Data entries:
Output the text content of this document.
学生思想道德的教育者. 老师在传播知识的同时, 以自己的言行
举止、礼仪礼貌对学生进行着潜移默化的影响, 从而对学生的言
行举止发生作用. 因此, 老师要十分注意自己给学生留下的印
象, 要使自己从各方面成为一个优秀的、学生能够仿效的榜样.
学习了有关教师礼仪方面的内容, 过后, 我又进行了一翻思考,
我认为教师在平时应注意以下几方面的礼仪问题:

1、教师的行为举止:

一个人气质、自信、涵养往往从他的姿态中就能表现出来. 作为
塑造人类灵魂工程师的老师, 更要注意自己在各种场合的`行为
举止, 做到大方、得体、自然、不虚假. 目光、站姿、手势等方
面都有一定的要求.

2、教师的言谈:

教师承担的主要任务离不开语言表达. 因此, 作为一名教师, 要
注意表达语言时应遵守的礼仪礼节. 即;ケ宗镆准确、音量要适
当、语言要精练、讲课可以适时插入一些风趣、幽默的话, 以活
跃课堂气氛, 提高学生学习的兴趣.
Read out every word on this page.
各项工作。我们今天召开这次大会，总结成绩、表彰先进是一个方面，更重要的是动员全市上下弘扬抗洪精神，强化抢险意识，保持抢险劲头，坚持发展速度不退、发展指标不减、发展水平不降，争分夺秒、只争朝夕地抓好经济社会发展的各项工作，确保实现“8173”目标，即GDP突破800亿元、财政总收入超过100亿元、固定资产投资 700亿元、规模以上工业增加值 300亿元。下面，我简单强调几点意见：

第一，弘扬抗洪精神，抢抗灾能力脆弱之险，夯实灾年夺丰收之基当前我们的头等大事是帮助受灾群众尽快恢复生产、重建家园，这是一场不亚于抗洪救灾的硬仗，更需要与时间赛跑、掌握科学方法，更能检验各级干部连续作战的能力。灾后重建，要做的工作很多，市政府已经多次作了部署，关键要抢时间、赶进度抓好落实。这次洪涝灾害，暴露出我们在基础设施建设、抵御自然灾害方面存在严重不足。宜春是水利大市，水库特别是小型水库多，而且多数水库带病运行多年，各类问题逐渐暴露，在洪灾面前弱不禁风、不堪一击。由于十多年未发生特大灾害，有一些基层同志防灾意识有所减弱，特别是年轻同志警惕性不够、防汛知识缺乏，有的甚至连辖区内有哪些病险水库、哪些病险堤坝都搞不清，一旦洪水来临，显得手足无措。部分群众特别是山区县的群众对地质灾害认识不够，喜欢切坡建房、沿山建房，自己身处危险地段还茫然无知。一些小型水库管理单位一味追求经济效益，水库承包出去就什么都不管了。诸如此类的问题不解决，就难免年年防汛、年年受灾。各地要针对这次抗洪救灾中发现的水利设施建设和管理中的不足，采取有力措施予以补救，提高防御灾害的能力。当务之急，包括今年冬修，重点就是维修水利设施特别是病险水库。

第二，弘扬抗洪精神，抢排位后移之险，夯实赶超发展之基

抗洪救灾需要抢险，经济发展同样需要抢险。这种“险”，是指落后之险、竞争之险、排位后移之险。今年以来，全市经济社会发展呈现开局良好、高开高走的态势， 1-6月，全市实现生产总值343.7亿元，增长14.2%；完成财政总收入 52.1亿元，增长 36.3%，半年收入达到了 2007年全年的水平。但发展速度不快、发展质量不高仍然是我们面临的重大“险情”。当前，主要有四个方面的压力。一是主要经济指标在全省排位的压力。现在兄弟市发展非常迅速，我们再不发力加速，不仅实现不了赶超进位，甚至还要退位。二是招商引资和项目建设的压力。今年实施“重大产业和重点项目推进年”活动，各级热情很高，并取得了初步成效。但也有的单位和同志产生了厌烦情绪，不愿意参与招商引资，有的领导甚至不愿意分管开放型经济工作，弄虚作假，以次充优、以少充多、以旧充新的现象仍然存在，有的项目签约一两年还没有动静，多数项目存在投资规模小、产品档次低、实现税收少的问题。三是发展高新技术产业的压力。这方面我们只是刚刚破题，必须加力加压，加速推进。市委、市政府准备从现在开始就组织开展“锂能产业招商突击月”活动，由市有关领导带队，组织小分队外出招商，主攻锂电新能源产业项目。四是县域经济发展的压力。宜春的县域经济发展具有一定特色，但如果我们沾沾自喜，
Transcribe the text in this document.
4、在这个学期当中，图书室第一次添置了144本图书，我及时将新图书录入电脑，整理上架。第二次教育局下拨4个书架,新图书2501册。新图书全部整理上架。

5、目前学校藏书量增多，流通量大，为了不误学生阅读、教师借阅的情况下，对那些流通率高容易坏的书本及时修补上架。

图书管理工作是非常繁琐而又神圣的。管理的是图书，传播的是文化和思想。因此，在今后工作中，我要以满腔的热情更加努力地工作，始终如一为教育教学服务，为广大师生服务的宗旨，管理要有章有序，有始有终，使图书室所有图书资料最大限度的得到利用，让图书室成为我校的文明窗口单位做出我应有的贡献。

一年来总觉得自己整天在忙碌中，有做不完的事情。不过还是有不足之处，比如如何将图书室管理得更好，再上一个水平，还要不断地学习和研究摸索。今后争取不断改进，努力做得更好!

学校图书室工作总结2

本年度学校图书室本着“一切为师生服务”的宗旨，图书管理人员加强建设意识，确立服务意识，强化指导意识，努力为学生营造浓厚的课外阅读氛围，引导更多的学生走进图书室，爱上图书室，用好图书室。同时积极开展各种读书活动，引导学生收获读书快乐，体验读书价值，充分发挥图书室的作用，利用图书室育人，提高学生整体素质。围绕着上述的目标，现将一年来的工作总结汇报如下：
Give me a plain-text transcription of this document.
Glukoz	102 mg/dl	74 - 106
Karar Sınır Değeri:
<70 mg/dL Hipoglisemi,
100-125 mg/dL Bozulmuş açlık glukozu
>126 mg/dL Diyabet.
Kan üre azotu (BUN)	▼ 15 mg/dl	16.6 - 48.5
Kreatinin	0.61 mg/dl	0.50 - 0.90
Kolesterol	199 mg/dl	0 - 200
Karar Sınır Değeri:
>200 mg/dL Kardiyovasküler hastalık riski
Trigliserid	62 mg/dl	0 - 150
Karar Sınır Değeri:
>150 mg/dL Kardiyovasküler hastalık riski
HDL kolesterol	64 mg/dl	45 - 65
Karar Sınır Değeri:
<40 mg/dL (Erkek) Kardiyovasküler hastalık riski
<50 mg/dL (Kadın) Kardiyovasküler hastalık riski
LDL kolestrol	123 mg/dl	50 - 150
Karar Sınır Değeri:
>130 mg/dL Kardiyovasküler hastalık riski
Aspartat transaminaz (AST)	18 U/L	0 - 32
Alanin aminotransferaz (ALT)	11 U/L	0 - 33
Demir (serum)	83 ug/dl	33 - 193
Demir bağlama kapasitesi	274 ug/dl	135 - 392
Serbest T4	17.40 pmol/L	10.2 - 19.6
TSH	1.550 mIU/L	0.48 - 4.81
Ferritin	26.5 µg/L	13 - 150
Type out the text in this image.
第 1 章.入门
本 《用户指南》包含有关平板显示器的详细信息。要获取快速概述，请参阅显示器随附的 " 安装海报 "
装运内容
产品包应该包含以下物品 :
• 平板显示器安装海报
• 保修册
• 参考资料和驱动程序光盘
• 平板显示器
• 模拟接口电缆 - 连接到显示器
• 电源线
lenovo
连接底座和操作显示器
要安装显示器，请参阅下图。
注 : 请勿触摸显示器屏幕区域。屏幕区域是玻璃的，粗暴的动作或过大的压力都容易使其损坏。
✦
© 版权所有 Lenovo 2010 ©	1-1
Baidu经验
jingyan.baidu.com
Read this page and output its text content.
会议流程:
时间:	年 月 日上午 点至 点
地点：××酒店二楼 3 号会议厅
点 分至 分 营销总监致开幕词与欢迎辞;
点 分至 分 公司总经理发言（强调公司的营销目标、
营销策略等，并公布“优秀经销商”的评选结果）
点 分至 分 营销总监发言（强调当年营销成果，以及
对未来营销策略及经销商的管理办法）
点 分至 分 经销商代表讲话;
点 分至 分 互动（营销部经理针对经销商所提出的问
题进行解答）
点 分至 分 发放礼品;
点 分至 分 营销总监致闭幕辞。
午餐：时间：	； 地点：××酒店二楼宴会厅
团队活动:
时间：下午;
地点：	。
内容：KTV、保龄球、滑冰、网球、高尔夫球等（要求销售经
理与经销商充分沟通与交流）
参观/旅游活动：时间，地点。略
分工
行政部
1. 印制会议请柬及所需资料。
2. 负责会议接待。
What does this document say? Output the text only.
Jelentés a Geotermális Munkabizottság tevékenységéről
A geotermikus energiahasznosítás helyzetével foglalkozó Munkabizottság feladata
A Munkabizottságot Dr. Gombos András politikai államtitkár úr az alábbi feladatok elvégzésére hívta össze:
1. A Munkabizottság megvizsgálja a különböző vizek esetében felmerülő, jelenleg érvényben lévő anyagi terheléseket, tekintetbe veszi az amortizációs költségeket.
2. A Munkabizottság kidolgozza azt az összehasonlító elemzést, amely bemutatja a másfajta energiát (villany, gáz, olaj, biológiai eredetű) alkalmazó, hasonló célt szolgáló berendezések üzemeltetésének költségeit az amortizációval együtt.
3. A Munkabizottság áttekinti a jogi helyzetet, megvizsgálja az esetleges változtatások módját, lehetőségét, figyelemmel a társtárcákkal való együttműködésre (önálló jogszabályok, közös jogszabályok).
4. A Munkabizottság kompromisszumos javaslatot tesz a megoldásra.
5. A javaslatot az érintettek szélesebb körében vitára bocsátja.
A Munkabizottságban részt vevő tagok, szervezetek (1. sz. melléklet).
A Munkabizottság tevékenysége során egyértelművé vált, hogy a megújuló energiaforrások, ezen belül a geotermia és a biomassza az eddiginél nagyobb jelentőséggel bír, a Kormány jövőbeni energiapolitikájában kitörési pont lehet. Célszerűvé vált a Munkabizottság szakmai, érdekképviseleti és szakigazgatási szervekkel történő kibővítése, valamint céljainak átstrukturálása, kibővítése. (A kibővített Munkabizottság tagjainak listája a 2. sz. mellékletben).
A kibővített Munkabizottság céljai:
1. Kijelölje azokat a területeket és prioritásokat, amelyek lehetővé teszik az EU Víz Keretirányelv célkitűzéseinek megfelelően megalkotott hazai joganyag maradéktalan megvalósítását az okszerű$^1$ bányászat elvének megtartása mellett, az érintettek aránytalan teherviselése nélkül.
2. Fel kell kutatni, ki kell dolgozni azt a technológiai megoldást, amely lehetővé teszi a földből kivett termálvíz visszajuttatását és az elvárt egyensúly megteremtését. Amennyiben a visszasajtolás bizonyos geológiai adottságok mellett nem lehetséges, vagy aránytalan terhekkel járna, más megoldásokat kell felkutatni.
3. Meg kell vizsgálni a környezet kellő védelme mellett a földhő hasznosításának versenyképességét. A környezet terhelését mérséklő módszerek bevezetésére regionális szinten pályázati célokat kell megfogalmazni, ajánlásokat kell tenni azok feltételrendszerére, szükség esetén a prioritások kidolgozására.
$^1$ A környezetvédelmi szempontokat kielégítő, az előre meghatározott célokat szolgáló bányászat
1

DIRECTION:
Using the listing above, work out how many of its lines include "page", and give only the result.

WORKED SOLUTION:
2